**Dataset entries:**
========================

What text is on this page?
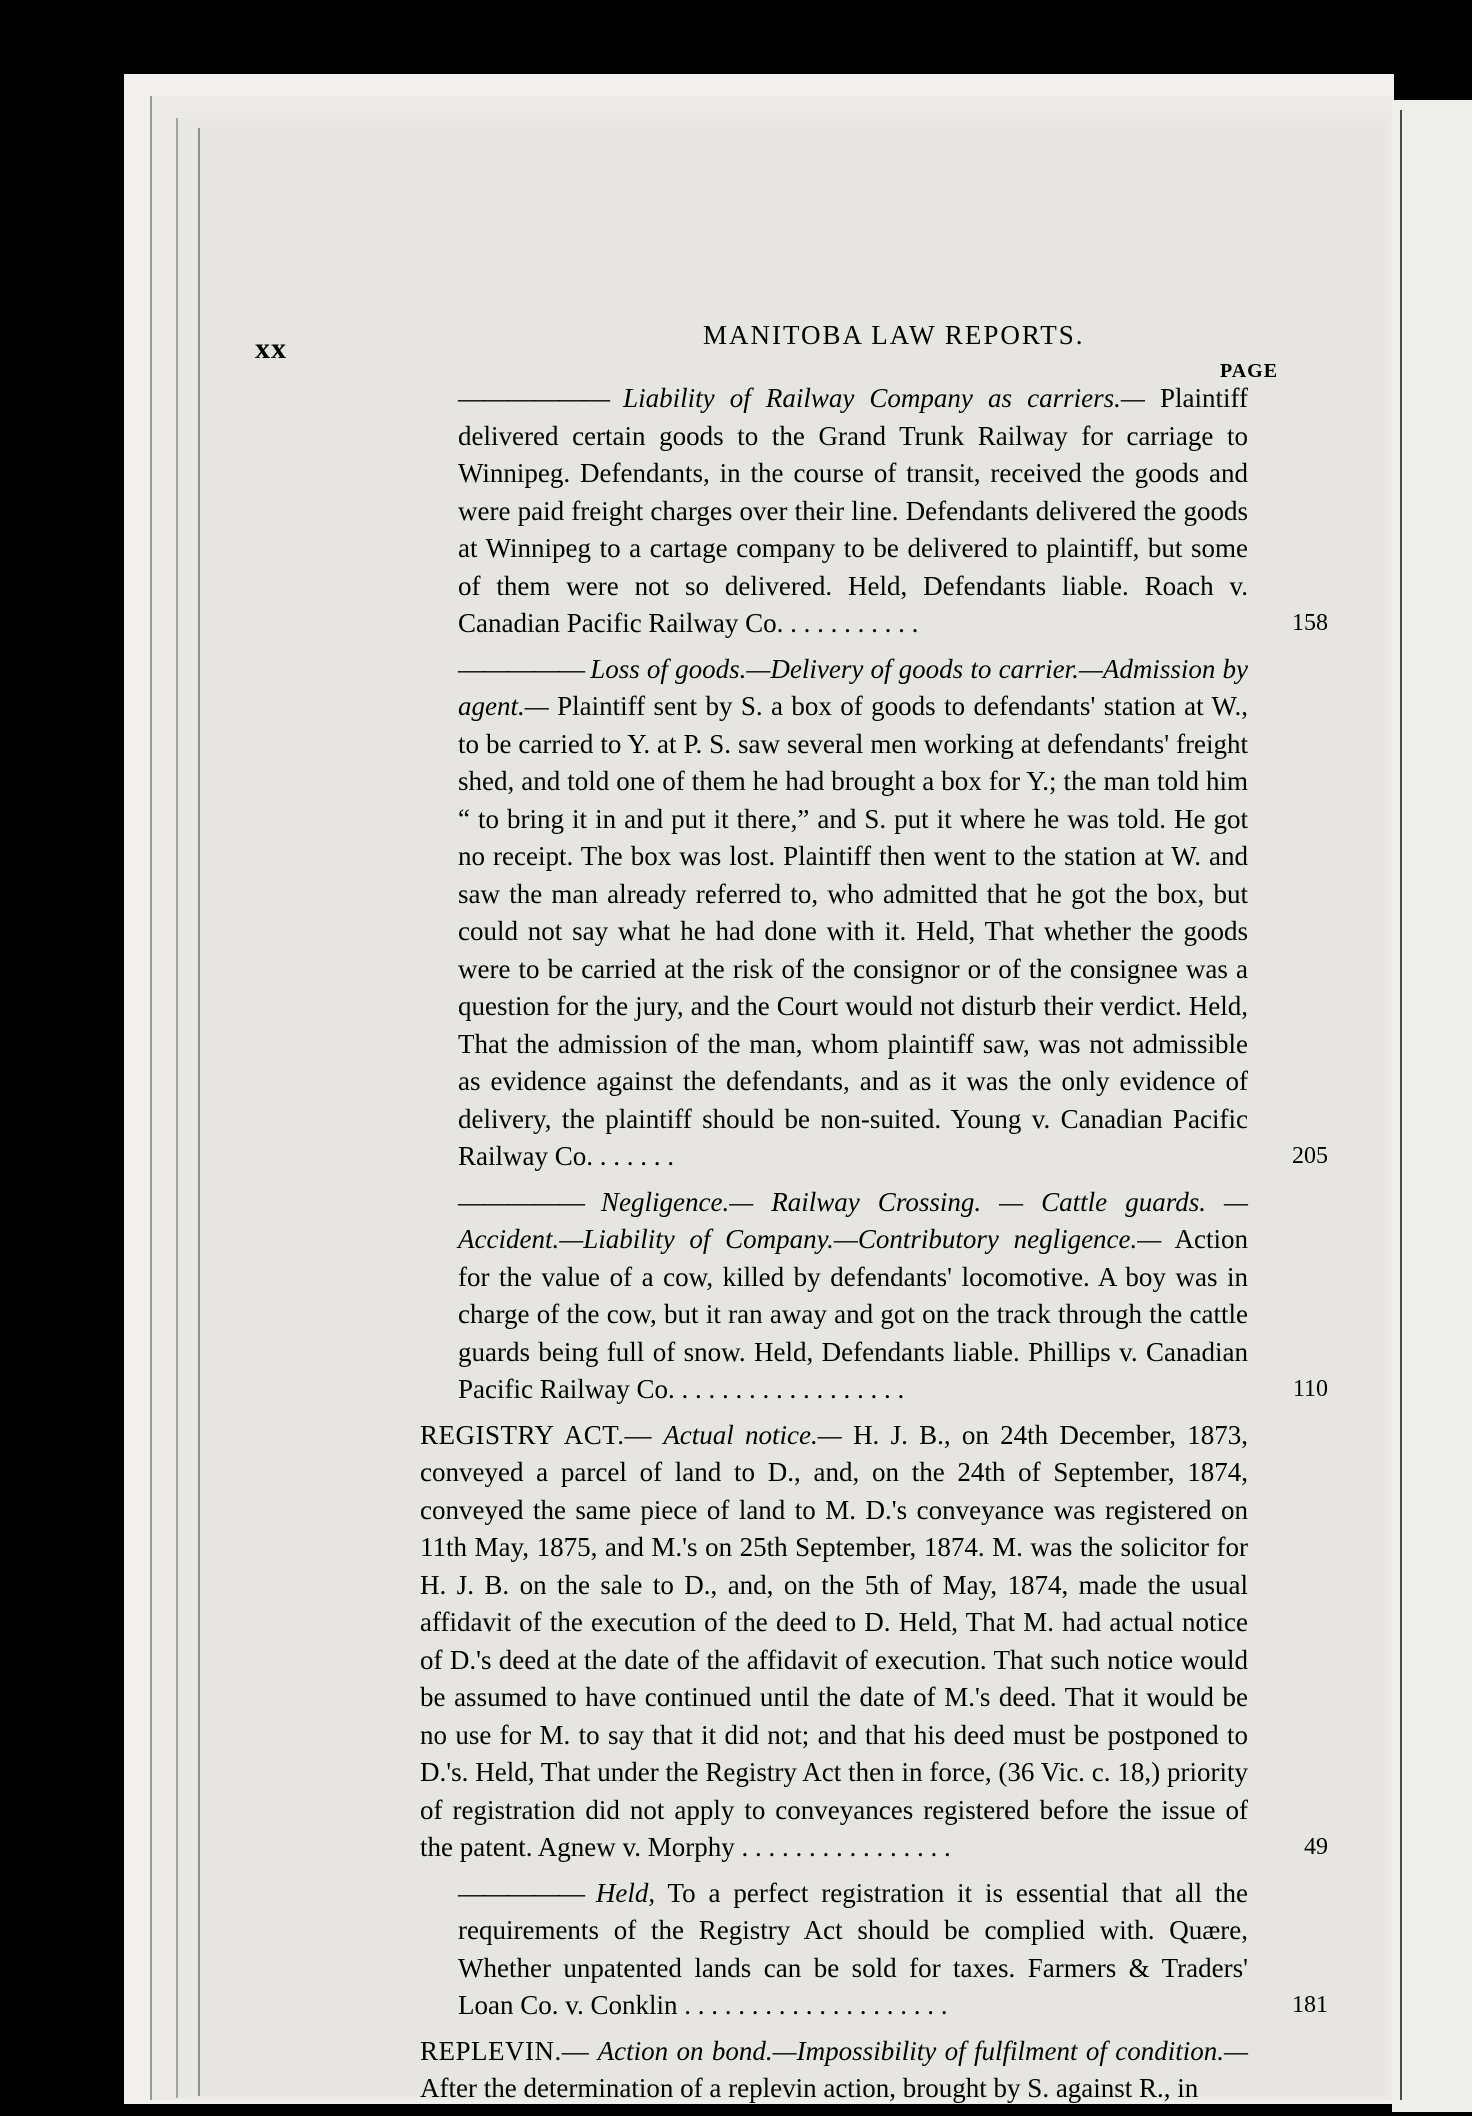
xx	MANITOBA LAW REPORTS.
PAGE
—————— Liability of Railway Company as carriers.— Plaintiff delivered certain goods to the Grand Trunk Railway for carriage to Winnipeg. Defendants, in the course of transit, received the goods and were paid freight charges over their line. Defendants delivered the goods at Winnipeg to a cartage company to be delivered to plaintiff, but some of them were not so delivered. Held, Defendants liable. Roach v. Canadian Pacific Railway Co. . . . . . . . . . .	158
————— Loss of goods.—Delivery of goods to carrier.—Admission by agent.— Plaintiff sent by S. a box of goods to defendants' station at W., to be carried to Y. at P. S. saw several men working at defendants' freight shed, and told one of them he had brought a box for Y.; the man told him “ to bring it in and put it there,” and S. put it where he was told. He got no receipt. The box was lost. Plaintiff then went to the station at W. and saw the man already referred to, who admitted that he got the box, but could not say what he had done with it. Held, That whether the goods were to be carried at the risk of the consignor or of the consignee was a question for the jury, and the Court would not disturb their verdict. Held, That the admission of the man, whom plaintiff saw, was not admissible as evidence against the defendants, and as it was the only evidence of delivery, the plaintiff should be non-suited. Young v. Canadian Pacific Railway Co. . . . . . .	205
————— Negligence.— Railway Crossing. — Cattle guards. — Accident.—Liability of Company.—Contributory negligence.— Action for the value of a cow, killed by defendants' locomotive. A boy was in charge of the cow, but it ran away and got on the track through the cattle guards being full of snow. Held, Defendants liable. Phillips v. Canadian Pacific Railway Co. . . . . . . . . . . . . . . . . .	110
REGISTRY ACT.— Actual notice.— H. J. B., on 24th December, 1873, conveyed a parcel of land to D., and, on the 24th of September, 1874, conveyed the same piece of land to M. D.'s conveyance was registered on 11th May, 1875, and M.'s on 25th September, 1874. M. was the solicitor for H. J. B. on the sale to D., and, on the 5th of May, 1874, made the usual affidavit of the execution of the deed to D. Held, That M. had actual notice of D.'s deed at the date of the affidavit of execution. That such notice would be assumed to have continued until the date of M.'s deed. That it would be no use for M. to say that it did not; and that his deed must be postponed to D.'s. Held, That under the Registry Act then in force, (36 Vic. c. 18,) priority of registration did not apply to conveyances registered before the issue of the patent. Agnew v. Morphy . . . . . . . . . . . . . . . .	49
————— Held, To a perfect registration it is essential that all the requirements of the Registry Act should be complied with. Quære, Whether unpatented lands can be sold for taxes. Farmers & Traders' Loan Co. v. Conklin . . . . . . . . . . . . . . . . . . . .	181
REPLEVIN.— Action on bond.—Impossibility of fulfilment of condition.— After the determination of a replevin action, brought by S. against R., in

========================

**PROBLEM STATEMENT:** Reproduce the full listing above verbatim, with no pictures included.

**TASK RESULT:**
What text is on this page?
xx	MANITOBA LAW REPORTS.
PAGE
—————— Liability of Railway Company as carriers.— Plaintiff delivered certain goods to the Grand Trunk Railway for carriage to Winnipeg. Defendants, in the course of transit, received the goods and were paid freight charges over their line. Defendants delivered the goods at Winnipeg to a cartage company to be delivered to plaintiff, but some of them were not so delivered. Held, Defendants liable. Roach v. Canadian Pacific Railway Co. . . . . . . . . . .	158
————— Loss of goods.—Delivery of goods to carrier.—Admission by agent.— Plaintiff sent by S. a box of goods to defendants' station at W., to be carried to Y. at P. S. saw several men working at defendants' freight shed, and told one of them he had brought a box for Y.; the man told him “ to bring it in and put it there,” and S. put it where he was told. He got no receipt. The box was lost. Plaintiff then went to the station at W. and saw the man already referred to, who admitted that he got the box, but could not say what he had done with it. Held, That whether the goods were to be carried at the risk of the consignor or of the consignee was a question for the jury, and the Court would not disturb their verdict. Held, That the admission of the man, whom plaintiff saw, was not admissible as evidence against the defendants, and as it was the only evidence of delivery, the plaintiff should be non-suited. Young v. Canadian Pacific Railway Co. . . . . . .	205
————— Negligence.— Railway Crossing. — Cattle guards. — Accident.—Liability of Company.—Contributory negligence.— Action for the value of a cow, killed by defendants' locomotive. A boy was in charge of the cow, but it ran away and got on the track through the cattle guards being full of snow. Held, Defendants liable. Phillips v. Canadian Pacific Railway Co. . . . . . . . . . . . . . . . . .	110
REGISTRY ACT.— Actual notice.— H. J. B., on 24th December, 1873, conveyed a parcel of land to D., and, on the 24th of September, 1874, conveyed the same piece of land to M. D.'s conveyance was registered on 11th May, 1875, and M.'s on 25th September, 1874. M. was the solicitor for H. J. B. on the sale to D., and, on the 5th of May, 1874, made the usual affidavit of the execution of the deed to D. Held, That M. had actual notice of D.'s deed at the date of the affidavit of execution. That such notice would be assumed to have continued until the date of M.'s deed. That it would be no use for M. to say that it did not; and that his deed must be postponed to D.'s. Held, That under the Registry Act then in force, (36 Vic. c. 18,) priority of registration did not apply to conveyances registered before the issue of the patent. Agnew v. Morphy . . . . . . . . . . . . . . . .	49
————— Held, To a perfect registration it is essential that all the requirements of the Registry Act should be complied with. Quære, Whether unpatented lands can be sold for taxes. Farmers & Traders' Loan Co. v. Conklin . . . . . . . . . . . . . . . . . . . .	181
REPLEVIN.— Action on bond.—Impossibility of fulfilment of condition.— After the determination of a replevin action, brought by S. against R., in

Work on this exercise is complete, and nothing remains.